• Dataset extract:

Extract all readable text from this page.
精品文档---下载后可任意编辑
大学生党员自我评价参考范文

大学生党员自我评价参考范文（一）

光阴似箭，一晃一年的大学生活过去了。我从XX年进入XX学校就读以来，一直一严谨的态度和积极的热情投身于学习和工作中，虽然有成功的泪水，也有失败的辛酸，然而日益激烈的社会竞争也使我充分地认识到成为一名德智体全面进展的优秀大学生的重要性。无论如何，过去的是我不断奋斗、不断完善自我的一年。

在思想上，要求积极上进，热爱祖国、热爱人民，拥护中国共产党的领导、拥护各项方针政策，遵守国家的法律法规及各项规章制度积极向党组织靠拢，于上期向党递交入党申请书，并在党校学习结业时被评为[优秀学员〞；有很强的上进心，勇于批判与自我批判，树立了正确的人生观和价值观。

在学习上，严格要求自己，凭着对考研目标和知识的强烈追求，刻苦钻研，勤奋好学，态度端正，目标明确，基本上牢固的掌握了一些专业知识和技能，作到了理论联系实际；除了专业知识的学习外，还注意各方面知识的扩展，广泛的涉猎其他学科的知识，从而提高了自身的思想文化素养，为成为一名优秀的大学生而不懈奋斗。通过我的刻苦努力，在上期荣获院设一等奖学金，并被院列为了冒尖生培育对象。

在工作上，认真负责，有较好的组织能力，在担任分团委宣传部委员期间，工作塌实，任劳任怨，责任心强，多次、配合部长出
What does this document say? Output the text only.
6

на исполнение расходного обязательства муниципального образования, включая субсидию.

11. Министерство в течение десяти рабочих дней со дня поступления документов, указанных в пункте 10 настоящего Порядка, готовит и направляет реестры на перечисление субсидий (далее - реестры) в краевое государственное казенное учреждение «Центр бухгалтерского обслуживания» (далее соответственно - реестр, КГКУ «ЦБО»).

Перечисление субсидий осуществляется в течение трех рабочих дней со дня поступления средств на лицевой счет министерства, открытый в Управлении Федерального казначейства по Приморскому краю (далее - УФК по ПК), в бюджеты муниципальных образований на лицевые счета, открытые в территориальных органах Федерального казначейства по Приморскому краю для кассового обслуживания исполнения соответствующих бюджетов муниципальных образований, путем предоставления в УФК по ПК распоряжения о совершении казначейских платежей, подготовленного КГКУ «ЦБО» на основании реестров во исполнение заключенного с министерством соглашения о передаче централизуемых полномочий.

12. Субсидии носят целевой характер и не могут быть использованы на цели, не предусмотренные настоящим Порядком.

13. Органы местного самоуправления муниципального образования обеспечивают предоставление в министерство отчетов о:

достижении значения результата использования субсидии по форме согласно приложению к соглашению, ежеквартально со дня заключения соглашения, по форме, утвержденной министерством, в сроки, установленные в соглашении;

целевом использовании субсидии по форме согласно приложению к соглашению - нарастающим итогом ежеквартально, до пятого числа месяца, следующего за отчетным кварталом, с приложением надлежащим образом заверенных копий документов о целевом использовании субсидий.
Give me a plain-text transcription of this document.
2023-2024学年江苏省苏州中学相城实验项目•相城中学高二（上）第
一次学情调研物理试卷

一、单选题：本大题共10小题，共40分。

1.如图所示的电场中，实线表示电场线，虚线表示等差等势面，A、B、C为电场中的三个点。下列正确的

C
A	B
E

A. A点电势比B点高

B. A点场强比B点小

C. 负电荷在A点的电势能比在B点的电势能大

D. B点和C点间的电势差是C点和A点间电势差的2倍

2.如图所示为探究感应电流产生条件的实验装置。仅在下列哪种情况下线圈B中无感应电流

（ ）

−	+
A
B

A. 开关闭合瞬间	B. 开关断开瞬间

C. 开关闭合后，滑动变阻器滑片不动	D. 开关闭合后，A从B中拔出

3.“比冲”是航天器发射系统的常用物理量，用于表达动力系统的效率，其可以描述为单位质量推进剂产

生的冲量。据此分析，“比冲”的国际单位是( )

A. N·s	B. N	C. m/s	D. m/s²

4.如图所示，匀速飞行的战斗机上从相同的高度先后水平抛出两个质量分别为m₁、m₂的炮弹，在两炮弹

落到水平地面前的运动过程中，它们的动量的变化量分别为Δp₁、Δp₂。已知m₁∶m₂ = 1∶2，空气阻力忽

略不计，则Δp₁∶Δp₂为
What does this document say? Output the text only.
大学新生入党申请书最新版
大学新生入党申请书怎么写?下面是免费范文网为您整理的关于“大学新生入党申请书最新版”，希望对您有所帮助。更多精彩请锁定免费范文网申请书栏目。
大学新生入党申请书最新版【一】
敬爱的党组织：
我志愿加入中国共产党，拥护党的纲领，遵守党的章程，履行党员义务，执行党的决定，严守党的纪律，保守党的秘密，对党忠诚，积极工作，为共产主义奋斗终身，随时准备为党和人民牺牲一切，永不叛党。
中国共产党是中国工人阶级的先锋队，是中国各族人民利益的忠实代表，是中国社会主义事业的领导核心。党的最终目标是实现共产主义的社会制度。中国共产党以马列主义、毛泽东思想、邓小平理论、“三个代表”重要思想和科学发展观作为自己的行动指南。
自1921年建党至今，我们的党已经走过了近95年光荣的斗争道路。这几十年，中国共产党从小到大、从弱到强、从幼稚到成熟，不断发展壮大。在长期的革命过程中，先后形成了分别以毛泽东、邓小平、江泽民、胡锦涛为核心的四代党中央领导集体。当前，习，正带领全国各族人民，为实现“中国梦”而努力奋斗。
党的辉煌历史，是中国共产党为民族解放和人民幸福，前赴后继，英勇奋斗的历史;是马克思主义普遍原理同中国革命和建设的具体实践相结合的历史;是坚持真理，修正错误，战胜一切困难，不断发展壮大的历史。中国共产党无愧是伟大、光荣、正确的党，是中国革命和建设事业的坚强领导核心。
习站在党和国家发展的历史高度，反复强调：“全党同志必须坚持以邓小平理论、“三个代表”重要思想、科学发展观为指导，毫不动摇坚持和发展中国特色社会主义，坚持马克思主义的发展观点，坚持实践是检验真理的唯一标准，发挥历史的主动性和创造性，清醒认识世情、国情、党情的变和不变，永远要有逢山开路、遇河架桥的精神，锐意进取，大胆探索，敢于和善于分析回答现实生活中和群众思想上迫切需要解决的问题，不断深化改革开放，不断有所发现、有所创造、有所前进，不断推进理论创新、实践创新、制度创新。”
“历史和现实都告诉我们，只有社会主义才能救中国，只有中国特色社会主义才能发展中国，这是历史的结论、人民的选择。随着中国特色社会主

• What the task asks:
Every record above needs to be repeated word for word.

• Solution for this exercise:
Extract all readable text from this page.
精品文档---下载后可任意编辑
大学生党员自我评价参考范文

大学生党员自我评价参考范文（一）

光阴似箭，一晃一年的大学生活过去了。我从XX年进入XX学校就读以来，一直一严谨的态度和积极的热情投身于学习和工作中，虽然有成功的泪水，也有失败的辛酸，然而日益激烈的社会竞争也使我充分地认识到成为一名德智体全面进展的优秀大学生的重要性。无论如何，过去的是我不断奋斗、不断完善自我的一年。

在思想上，要求积极上进，热爱祖国、热爱人民，拥护中国共产党的领导、拥护各项方针政策，遵守国家的法律法规及各项规章制度积极向党组织靠拢，于上期向党递交入党申请书，并在党校学习结业时被评为[优秀学员〞；有很强的上进心，勇于批判与自我批判，树立了正确的人生观和价值观。

在学习上，严格要求自己，凭着对考研目标和知识的强烈追求，刻苦钻研，勤奋好学，态度端正，目标明确，基本上牢固的掌握了一些专业知识和技能，作到了理论联系实际；除了专业知识的学习外，还注意各方面知识的扩展，广泛的涉猎其他学科的知识，从而提高了自身的思想文化素养，为成为一名优秀的大学生而不懈奋斗。通过我的刻苦努力，在上期荣获院设一等奖学金，并被院列为了冒尖生培育对象。

在工作上，认真负责，有较好的组织能力，在担任分团委宣传部委员期间，工作塌实，任劳任怨，责任心强，多次、配合部长出
What does this document say? Output the text only.
6

на исполнение расходного обязательства муниципального образования, включая субсидию.

11. Министерство в течение десяти рабочих дней со дня поступления документов, указанных в пункте 10 настоящего Порядка, готовит и направляет реестры на перечисление субсидий (далее - реестры) в краевое государственное казенное учреждение «Центр бухгалтерского обслуживания» (далее соответственно - реестр, КГКУ «ЦБО»).

Перечисление субсидий осуществляется в течение трех рабочих дней со дня поступления средств на лицевой счет министерства, открытый в Управлении Федерального казначейства по Приморскому краю (далее - УФК по ПК), в бюджеты муниципальных образований на лицевые счета, открытые в территориальных органах Федерального казначейства по Приморскому краю для кассового обслуживания исполнения соответствующих бюджетов муниципальных образований, путем предоставления в УФК по ПК распоряжения о совершении казначейских платежей, подготовленного КГКУ «ЦБО» на основании реестров во исполнение заключенного с министерством соглашения о передаче централизуемых полномочий.

12. Субсидии носят целевой характер и не могут быть использованы на цели, не предусмотренные настоящим Порядком.

13. Органы местного самоуправления муниципального образования обеспечивают предоставление в министерство отчетов о:

достижении значения результата использования субсидии по форме согласно приложению к соглашению, ежеквартально со дня заключения соглашения, по форме, утвержденной министерством, в сроки, установленные в соглашении;

целевом использовании субсидии по форме согласно приложению к соглашению - нарастающим итогом ежеквартально, до пятого числа месяца, следующего за отчетным кварталом, с приложением надлежащим образом заверенных копий документов о целевом использовании субсидий.
Give me a plain-text transcription of this document.
2023-2024学年江苏省苏州中学相城实验项目•相城中学高二（上）第
一次学情调研物理试卷

一、单选题：本大题共10小题，共40分。

1.如图所示的电场中，实线表示电场线，虚线表示等差等势面，A、B、C为电场中的三个点。下列正确的

C
A	B
E

A. A点电势比B点高

B. A点场强比B点小

C. 负电荷在A点的电势能比在B点的电势能大

D. B点和C点间的电势差是C点和A点间电势差的2倍

2.如图所示为探究感应电流产生条件的实验装置。仅在下列哪种情况下线圈B中无感应电流

（ ）

−	+
A
B

A. 开关闭合瞬间	B. 开关断开瞬间

C. 开关闭合后，滑动变阻器滑片不动	D. 开关闭合后，A从B中拔出

3.“比冲”是航天器发射系统的常用物理量，用于表达动力系统的效率，其可以描述为单位质量推进剂产

生的冲量。据此分析，“比冲”的国际单位是( )

A. N·s	B. N	C. m/s	D. m/s²

4.如图所示，匀速飞行的战斗机上从相同的高度先后水平抛出两个质量分别为m₁、m₂的炮弹，在两炮弹

落到水平地面前的运动过程中，它们的动量的变化量分别为Δp₁、Δp₂。已知m₁∶m₂ = 1∶2，空气阻力忽

略不计，则Δp₁∶Δp₂为
What does this document say? Output the text only.
大学新生入党申请书最新版
大学新生入党申请书怎么写?下面是免费范文网为您整理的关于“大学新生入党申请书最新版”，希望对您有所帮助。更多精彩请锁定免费范文网申请书栏目。
大学新生入党申请书最新版【一】
敬爱的党组织：
我志愿加入中国共产党，拥护党的纲领，遵守党的章程，履行党员义务，执行党的决定，严守党的纪律，保守党的秘密，对党忠诚，积极工作，为共产主义奋斗终身，随时准备为党和人民牺牲一切，永不叛党。
中国共产党是中国工人阶级的先锋队，是中国各族人民利益的忠实代表，是中国社会主义事业的领导核心。党的最终目标是实现共产主义的社会制度。中国共产党以马列主义、毛泽东思想、邓小平理论、“三个代表”重要思想和科学发展观作为自己的行动指南。
自1921年建党至今，我们的党已经走过了近95年光荣的斗争道路。这几十年，中国共产党从小到大、从弱到强、从幼稚到成熟，不断发展壮大。在长期的革命过程中，先后形成了分别以毛泽东、邓小平、江泽民、胡锦涛为核心的四代党中央领导集体。当前，习，正带领全国各族人民，为实现“中国梦”而努力奋斗。
党的辉煌历史，是中国共产党为民族解放和人民幸福，前赴后继，英勇奋斗的历史;是马克思主义普遍原理同中国革命和建设的具体实践相结合的历史;是坚持真理，修正错误，战胜一切困难，不断发展壮大的历史。中国共产党无愧是伟大、光荣、正确的党，是中国革命和建设事业的坚强领导核心。
习站在党和国家发展的历史高度，反复强调：“全党同志必须坚持以邓小平理论、“三个代表”重要思想、科学发展观为指导，毫不动摇坚持和发展中国特色社会主义，坚持马克思主义的发展观点，坚持实践是检验真理的唯一标准，发挥历史的主动性和创造性，清醒认识世情、国情、党情的变和不变，永远要有逢山开路、遇河架桥的精神，锐意进取，大胆探索，敢于和善于分析回答现实生活中和群众思想上迫切需要解决的问题，不断深化改革开放，不断有所发现、有所创造、有所前进，不断推进理论创新、实践创新、制度创新。”
“历史和现实都告诉我们，只有社会主义才能救中国，只有中国特色社会主义才能发展中国，这是历史的结论、人民的选择。随着中国特色社会主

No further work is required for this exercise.